[Exercise description]:
Every entry needs to be printed exactly, please.

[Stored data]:

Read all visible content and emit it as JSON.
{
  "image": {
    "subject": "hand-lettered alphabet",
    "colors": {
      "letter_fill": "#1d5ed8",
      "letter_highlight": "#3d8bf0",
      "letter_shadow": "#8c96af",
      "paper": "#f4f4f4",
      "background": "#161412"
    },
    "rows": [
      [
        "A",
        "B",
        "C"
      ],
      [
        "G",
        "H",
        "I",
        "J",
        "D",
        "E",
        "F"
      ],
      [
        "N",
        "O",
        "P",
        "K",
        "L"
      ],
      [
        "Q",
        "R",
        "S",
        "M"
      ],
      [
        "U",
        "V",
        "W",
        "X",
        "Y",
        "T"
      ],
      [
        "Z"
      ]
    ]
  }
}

[Solution to this task]:
Read all visible content and emit it as JSON.
{
  "image": {
    "subject": "hand-lettered alphabet",
    "colors": {
      "letter_fill": "#1d5ed8",
      "letter_highlight": "#3d8bf0",
      "letter_shadow": "#8c96af",
      "paper": "#f4f4f4",
      "background": "#161412"
    },
    "rows": [
      [
        "A",
        "B",
        "C"
      ],
      [
        "G",
        "H",
        "I",
        "J",
        "D",
        "E",
        "F"
      ],
      [
        "N",
        "O",
        "P",
        "K",
        "L"
      ],
      [
        "Q",
        "R",
        "S",
        "M"
      ],
      [
        "U",
        "V",
        "W",
        "X",
        "Y",
        "T"
      ],
      [
        "Z"
      ]
    ]
  }
}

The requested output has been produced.